[start MATERIAL TO PROCESS]
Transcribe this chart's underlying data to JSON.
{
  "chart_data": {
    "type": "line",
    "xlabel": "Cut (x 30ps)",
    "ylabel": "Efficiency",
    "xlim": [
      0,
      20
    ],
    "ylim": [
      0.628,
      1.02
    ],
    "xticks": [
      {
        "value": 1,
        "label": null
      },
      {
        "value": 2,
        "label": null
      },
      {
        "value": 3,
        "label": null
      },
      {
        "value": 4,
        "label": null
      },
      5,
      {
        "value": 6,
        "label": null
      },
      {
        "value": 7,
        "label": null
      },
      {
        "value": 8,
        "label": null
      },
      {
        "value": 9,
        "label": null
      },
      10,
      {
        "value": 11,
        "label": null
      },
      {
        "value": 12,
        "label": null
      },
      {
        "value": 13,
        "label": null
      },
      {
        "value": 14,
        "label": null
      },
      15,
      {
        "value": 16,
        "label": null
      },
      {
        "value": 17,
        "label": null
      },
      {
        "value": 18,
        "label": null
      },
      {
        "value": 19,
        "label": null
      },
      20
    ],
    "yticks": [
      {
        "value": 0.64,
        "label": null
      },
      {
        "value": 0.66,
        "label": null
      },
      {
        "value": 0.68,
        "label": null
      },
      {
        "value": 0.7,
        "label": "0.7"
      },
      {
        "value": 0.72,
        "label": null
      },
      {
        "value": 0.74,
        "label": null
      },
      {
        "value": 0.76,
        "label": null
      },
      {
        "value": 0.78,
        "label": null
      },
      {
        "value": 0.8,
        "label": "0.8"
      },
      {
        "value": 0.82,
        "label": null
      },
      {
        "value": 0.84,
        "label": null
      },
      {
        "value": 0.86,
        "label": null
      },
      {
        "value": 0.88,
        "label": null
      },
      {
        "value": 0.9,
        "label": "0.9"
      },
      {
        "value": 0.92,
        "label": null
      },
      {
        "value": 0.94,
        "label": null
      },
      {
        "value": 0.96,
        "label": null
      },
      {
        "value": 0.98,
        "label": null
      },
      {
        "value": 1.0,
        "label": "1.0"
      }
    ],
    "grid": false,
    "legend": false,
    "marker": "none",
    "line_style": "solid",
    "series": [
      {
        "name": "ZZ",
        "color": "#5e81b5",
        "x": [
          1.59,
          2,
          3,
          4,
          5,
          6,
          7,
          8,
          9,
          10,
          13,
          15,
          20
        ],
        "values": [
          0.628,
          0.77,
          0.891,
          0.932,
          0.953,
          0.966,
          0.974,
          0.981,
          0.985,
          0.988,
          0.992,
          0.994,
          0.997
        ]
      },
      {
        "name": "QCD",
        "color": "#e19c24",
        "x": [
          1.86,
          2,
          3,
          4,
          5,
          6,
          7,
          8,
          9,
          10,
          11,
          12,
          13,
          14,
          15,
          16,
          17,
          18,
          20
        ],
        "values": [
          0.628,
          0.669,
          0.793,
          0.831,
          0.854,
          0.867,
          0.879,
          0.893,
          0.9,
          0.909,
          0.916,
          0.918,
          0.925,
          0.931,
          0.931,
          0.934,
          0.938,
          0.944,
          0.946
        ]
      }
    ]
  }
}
[end MATERIAL TO PROCESS]
- _WHAT IS REQUIRED_
Copy out the data shown above without altering anything.

- _COMPLETE RESPONSE_
Transcribe this chart's underlying data to JSON.
{
  "chart_data": {
    "type": "line",
    "xlabel": "Cut (x 30ps)",
    "ylabel": "Efficiency",
    "xlim": [
      0,
      20
    ],
    "ylim": [
      0.628,
      1.02
    ],
    "xticks": [
      {
        "value": 1,
        "label": null
      },
      {
        "value": 2,
        "label": null
      },
      {
        "value": 3,
        "label": null
      },
      {
        "value": 4,
        "label": null
      },
      5,
      {
        "value": 6,
        "label": null
      },
      {
        "value": 7,
        "label": null
      },
      {
        "value": 8,
        "label": null
      },
      {
        "value": 9,
        "label": null
      },
      10,
      {
        "value": 11,
        "label": null
      },
      {
        "value": 12,
        "label": null
      },
      {
        "value": 13,
        "label": null
      },
      {
        "value": 14,
        "label": null
      },
      15,
      {
        "value": 16,
        "label": null
      },
      {
        "value": 17,
        "label": null
      },
      {
        "value": 18,
        "label": null
      },
      {
        "value": 19,
        "label": null
      },
      20
    ],
    "yticks": [
      {
        "value": 0.64,
        "label": null
      },
      {
        "value": 0.66,
        "label": null
      },
      {
        "value": 0.68,
        "label": null
      },
      {
        "value": 0.7,
        "label": "0.7"
      },
      {
        "value": 0.72,
        "label": null
      },
      {
        "value": 0.74,
        "label": null
      },
      {
        "value": 0.76,
        "label": null
      },
      {
        "value": 0.78,
        "label": null
      },
      {
        "value": 0.8,
        "label": "0.8"
      },
      {
        "value": 0.82,
        "label": null
      },
      {
        "value": 0.84,
        "label": null
      },
      {
        "value": 0.86,
        "label": null
      },
      {
        "value": 0.88,
        "label": null
      },
      {
        "value": 0.9,
        "label": "0.9"
      },
      {
        "value": 0.92,
        "label": null
      },
      {
        "value": 0.94,
        "label": null
      },
      {
        "value": 0.96,
        "label": null
      },
      {
        "value": 0.98,
        "label": null
      },
      {
        "value": 1.0,
        "label": "1.0"
      }
    ],
    "grid": false,
    "legend": false,
    "marker": "none",
    "line_style": "solid",
    "series": [
      {
        "name": "ZZ",
        "color": "#5e81b5",
        "x": [
          1.59,
          2,
          3,
          4,
          5,
          6,
          7,
          8,
          9,
          10,
          13,
          15,
          20
        ],
        "values": [
          0.628,
          0.77,
          0.891,
          0.932,
          0.953,
          0.966,
          0.974,
          0.981,
          0.985,
          0.988,
          0.992,
          0.994,
          0.997
        ]
      },
      {
        "name": "QCD",
        "color": "#e19c24",
        "x": [
          1.86,
          2,
          3,
          4,
          5,
          6,
          7,
          8,
          9,
          10,
          11,
          12,
          13,
          14,
          15,
          16,
          17,
          18,
          20
        ],
        "values": [
          0.628,
          0.669,
          0.793,
          0.831,
          0.854,
          0.867,
          0.879,
          0.893,
          0.9,
          0.909,
          0.916,
          0.918,
          0.925,
          0.931,
          0.931,
          0.934,
          0.938,
          0.944,
          0.946
        ]
      }
    ]
  }
}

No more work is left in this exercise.